■ TASK PROMPT:
Please lay out every line of the entries below as a numbered list, omitting any blank lines.

■ TASK INPUTS:
++++++++++

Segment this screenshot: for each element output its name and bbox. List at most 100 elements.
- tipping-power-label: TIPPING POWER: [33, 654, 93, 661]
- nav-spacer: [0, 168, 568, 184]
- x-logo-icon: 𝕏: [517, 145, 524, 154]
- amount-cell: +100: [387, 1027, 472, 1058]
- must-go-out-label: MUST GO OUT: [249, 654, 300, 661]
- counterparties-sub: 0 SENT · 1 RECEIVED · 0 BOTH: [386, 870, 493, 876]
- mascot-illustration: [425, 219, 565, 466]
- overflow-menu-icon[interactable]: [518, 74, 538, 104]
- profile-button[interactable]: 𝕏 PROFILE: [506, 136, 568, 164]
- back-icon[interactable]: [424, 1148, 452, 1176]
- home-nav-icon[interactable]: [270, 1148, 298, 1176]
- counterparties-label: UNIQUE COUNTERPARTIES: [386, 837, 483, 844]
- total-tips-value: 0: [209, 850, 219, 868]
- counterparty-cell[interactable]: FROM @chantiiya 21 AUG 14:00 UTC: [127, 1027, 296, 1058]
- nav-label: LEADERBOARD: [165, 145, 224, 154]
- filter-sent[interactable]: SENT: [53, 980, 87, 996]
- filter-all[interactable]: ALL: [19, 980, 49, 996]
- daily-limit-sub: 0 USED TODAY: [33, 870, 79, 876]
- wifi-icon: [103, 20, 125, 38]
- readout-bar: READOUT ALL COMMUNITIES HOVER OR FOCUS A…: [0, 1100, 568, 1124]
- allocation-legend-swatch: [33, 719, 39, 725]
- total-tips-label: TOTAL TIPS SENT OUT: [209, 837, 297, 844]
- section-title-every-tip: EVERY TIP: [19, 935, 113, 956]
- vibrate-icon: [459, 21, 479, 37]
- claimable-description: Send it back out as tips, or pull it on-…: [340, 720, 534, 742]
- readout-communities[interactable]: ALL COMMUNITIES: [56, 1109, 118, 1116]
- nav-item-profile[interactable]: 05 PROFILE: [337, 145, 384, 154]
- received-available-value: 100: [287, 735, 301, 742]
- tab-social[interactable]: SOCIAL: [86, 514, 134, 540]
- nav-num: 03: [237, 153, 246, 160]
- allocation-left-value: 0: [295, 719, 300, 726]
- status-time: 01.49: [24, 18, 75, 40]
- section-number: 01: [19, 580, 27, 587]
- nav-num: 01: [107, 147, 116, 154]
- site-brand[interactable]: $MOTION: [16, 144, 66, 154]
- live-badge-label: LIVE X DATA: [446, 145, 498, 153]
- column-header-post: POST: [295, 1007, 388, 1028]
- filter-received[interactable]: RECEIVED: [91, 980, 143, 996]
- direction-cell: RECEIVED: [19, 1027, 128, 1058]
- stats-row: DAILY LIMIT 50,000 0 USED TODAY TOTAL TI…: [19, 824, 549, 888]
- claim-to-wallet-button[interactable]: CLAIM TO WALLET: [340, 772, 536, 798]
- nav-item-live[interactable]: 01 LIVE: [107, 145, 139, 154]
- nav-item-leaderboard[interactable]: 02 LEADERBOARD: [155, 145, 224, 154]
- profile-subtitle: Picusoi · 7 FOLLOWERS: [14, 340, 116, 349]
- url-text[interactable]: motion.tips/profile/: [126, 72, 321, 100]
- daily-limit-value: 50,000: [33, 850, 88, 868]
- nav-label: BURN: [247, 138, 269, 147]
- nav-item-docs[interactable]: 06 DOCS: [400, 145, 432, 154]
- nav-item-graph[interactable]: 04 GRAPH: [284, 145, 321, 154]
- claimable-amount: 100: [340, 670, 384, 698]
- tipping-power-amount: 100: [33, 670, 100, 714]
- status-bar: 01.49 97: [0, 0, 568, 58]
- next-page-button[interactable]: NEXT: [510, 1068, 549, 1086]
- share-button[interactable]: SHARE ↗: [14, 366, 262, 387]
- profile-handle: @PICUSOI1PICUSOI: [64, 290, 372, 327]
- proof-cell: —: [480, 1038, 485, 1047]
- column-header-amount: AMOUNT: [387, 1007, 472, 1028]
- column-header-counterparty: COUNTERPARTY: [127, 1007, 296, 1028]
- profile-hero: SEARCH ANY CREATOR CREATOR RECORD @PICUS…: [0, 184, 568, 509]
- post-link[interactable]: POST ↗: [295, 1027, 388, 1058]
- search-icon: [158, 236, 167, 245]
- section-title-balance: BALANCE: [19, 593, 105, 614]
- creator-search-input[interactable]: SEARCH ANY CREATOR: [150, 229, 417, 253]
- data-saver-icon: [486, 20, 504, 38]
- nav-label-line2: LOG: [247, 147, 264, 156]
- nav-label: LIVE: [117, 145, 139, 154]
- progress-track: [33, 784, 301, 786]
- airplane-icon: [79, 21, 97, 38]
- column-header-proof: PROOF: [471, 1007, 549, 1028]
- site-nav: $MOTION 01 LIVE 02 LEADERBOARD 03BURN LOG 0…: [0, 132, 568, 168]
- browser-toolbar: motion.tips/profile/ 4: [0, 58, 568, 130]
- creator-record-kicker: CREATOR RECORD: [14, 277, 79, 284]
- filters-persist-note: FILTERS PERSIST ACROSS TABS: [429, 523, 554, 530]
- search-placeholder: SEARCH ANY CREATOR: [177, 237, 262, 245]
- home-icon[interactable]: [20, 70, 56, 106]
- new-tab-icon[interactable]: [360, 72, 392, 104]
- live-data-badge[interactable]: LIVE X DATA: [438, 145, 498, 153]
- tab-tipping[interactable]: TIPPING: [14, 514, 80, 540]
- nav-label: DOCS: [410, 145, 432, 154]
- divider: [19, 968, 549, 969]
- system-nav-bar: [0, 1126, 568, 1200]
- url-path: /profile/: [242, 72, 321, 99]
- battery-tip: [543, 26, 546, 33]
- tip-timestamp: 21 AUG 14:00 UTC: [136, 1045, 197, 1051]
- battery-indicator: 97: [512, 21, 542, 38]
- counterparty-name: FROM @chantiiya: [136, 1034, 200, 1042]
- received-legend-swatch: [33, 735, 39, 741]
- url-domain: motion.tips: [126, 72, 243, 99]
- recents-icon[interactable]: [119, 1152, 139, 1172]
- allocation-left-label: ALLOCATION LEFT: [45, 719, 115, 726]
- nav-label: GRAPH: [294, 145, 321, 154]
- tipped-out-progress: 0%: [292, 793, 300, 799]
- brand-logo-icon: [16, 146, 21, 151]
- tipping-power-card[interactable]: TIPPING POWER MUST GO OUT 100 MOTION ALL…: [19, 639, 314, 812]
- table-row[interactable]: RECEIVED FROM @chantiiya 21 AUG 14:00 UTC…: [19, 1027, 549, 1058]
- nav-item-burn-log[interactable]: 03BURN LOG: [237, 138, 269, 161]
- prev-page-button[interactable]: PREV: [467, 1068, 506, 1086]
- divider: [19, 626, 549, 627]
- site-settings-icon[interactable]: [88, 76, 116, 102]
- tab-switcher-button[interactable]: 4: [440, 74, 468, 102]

++++++++++

■ OUTPUT OF THE TASK:
1. Segment this screenshot: for each element output its name and bbox. List at most 100 elements.
2. - tipping-power-label: TIPPING POWER: [33, 654, 93, 661]
3. - nav-spacer: [0, 168, 568, 184]
4. - x-logo-icon: 𝕏: [517, 145, 524, 154]
5. - amount-cell: +100: [387, 1027, 472, 1058]
6. - must-go-out-label: MUST GO OUT: [249, 654, 300, 661]
7. - counterparties-sub: 0 SENT · 1 RECEIVED · 0 BOTH: [386, 870, 493, 876]
8. - mascot-illustration: [425, 219, 565, 466]
9. - overflow-menu-icon[interactable]: [518, 74, 538, 104]
10. - profile-button[interactable]: 𝕏 PROFILE: [506, 136, 568, 164]
11. - back-icon[interactable]: [424, 1148, 452, 1176]
12. - home-nav-icon[interactable]: [270, 1148, 298, 1176]
13. - counterparties-label: UNIQUE COUNTERPARTIES: [386, 837, 483, 844]
14. - total-tips-value: 0: [209, 850, 219, 868]
15. - counterparty-cell[interactable]: FROM @chantiiya 21 AUG 14:00 UTC: [127, 1027, 296, 1058]
16. - nav-label: LEADERBOARD: [165, 145, 224, 154]
17. - filter-sent[interactable]: SENT: [53, 980, 87, 996]
18. - filter-all[interactable]: ALL: [19, 980, 49, 996]
19. - daily-limit-sub: 0 USED TODAY: [33, 870, 79, 876]
20. - wifi-icon: [103, 20, 125, 38]
21. - readout-bar: READOUT ALL COMMUNITIES HOVER OR FOCUS A…: [0, 1100, 568, 1124]
22. - allocation-legend-swatch: [33, 719, 39, 725]
23. - total-tips-label: TOTAL TIPS SENT OUT: [209, 837, 297, 844]
24. - section-title-every-tip: EVERY TIP: [19, 935, 113, 956]
25. - vibrate-icon: [459, 21, 479, 37]
26. - claimable-description: Send it back out as tips, or pull it on-…: [340, 720, 534, 742]
27. - readout-communities[interactable]: ALL COMMUNITIES: [56, 1109, 118, 1116]
28. - nav-item-profile[interactable]: 05 PROFILE: [337, 145, 384, 154]
29. - received-available-value: 100: [287, 735, 301, 742]
30. - tab-social[interactable]: SOCIAL: [86, 514, 134, 540]
31. - nav-num: 03: [237, 153, 246, 160]
32. - allocation-left-value: 0: [295, 719, 300, 726]
33. - status-time: 01.49: [24, 18, 75, 40]
34. - section-number: 01: [19, 580, 27, 587]
35. - nav-num: 01: [107, 147, 116, 154]
36. - site-brand[interactable]: $MOTION: [16, 144, 66, 154]
37. - live-badge-label: LIVE X DATA: [446, 145, 498, 153]
38. - column-header-post: POST: [295, 1007, 388, 1028]
39. - filter-received[interactable]: RECEIVED: [91, 980, 143, 996]
40. - direction-cell: RECEIVED: [19, 1027, 128, 1058]
41. - stats-row: DAILY LIMIT 50,000 0 USED TODAY TOTAL TI…: [19, 824, 549, 888]
42. - claim-to-wallet-button[interactable]: CLAIM TO WALLET: [340, 772, 536, 798]
43. - nav-item-live[interactable]: 01 LIVE: [107, 145, 139, 154]
44. - nav-item-leaderboard[interactable]: 02 LEADERBOARD: [155, 145, 224, 154]
45. - profile-subtitle: Picusoi · 7 FOLLOWERS: [14, 340, 116, 349]
46. - url-text[interactable]: motion.tips/profile/: [126, 72, 321, 100]
47. - daily-limit-value: 50,000: [33, 850, 88, 868]
48. - nav-label: BURN: [247, 138, 269, 147]
49. - nav-item-docs[interactable]: 06 DOCS: [400, 145, 432, 154]
50. - nav-item-graph[interactable]: 04 GRAPH: [284, 145, 321, 154]
51. - claimable-amount: 100: [340, 670, 384, 698]
52. - tipping-power-amount: 100: [33, 670, 100, 714]
53. - status-bar: 01.49 97: [0, 0, 568, 58]
54. - next-page-button[interactable]: NEXT: [510, 1068, 549, 1086]
55. - share-button[interactable]: SHARE ↗: [14, 366, 262, 387]
56. - profile-handle: @PICUSOI1PICUSOI: [64, 290, 372, 327]
57. - proof-cell: —: [480, 1038, 485, 1047]
58. - column-header-amount: AMOUNT: [387, 1007, 472, 1028]
59. - column-header-counterparty: COUNTERPARTY: [127, 1007, 296, 1028]
60. - profile-hero: SEARCH ANY CREATOR CREATOR RECORD @PICUS…: [0, 184, 568, 509]
61. - post-link[interactable]: POST ↗: [295, 1027, 388, 1058]
62. - search-icon: [158, 236, 167, 245]
63. - section-title-balance: BALANCE: [19, 593, 105, 614]
64. - creator-search-input[interactable]: SEARCH ANY CREATOR: [150, 229, 417, 253]
65. - data-saver-icon: [486, 20, 504, 38]
66. - nav-label-line2: LOG: [247, 147, 264, 156]
67. - nav-label: LIVE: [117, 145, 139, 154]
68. - progress-track: [33, 784, 301, 786]
69. - airplane-icon: [79, 21, 97, 38]
70. - column-header-proof: PROOF: [471, 1007, 549, 1028]
71. - site-nav: $MOTION 01 LIVE 02 LEADERBOARD 03BURN LOG 0…: [0, 132, 568, 168]
72. - browser-toolbar: motion.tips/profile/ 4: [0, 58, 568, 130]
73. - creator-record-kicker: CREATOR RECORD: [14, 277, 79, 284]
74. - filters-persist-note: FILTERS PERSIST ACROSS TABS: [429, 523, 554, 530]
75. - search-placeholder: SEARCH ANY CREATOR: [177, 237, 262, 245]
76. - home-icon[interactable]: [20, 70, 56, 106]
77. - new-tab-icon[interactable]: [360, 72, 392, 104]
78. - live-data-badge[interactable]: LIVE X DATA: [438, 145, 498, 153]
79. - tab-tipping[interactable]: TIPPING: [14, 514, 80, 540]
80. - nav-label: DOCS: [410, 145, 432, 154]
81. - divider: [19, 968, 549, 969]
82. - system-nav-bar: [0, 1126, 568, 1200]
83. - url-path: /profile/: [242, 72, 321, 99]
84. - battery-tip: [543, 26, 546, 33]
85. - tip-timestamp: 21 AUG 14:00 UTC: [136, 1045, 197, 1051]
86. - battery-indicator: 97: [512, 21, 542, 38]
87. - counterparty-name: FROM @chantiiya: [136, 1034, 200, 1042]
88. - received-legend-swatch: [33, 735, 39, 741]
89. - url-domain: motion.tips: [126, 72, 243, 99]
90. - recents-icon[interactable]: [119, 1152, 139, 1172]
91. - allocation-left-label: ALLOCATION LEFT: [45, 719, 115, 726]
92. - nav-label: GRAPH: [294, 145, 321, 154]
93. - tipped-out-progress: 0%: [292, 793, 300, 799]
94. - brand-logo-icon: [16, 146, 21, 151]
95. - tipping-power-card[interactable]: TIPPING POWER MUST GO OUT 100 MOTION ALL…: [19, 639, 314, 812]
96. - table-row[interactable]: RECEIVED FROM @chantiiya 21 AUG 14:00 UTC…: [19, 1027, 549, 1058]
97. - nav-item-burn-log[interactable]: 03BURN LOG: [237, 138, 269, 161]
98. - prev-page-button[interactable]: PREV: [467, 1068, 506, 1086]
99. - divider: [19, 626, 549, 627]
100. - site-settings-icon[interactable]: [88, 76, 116, 102]
101. - tab-switcher-button[interactable]: 4: [440, 74, 468, 102]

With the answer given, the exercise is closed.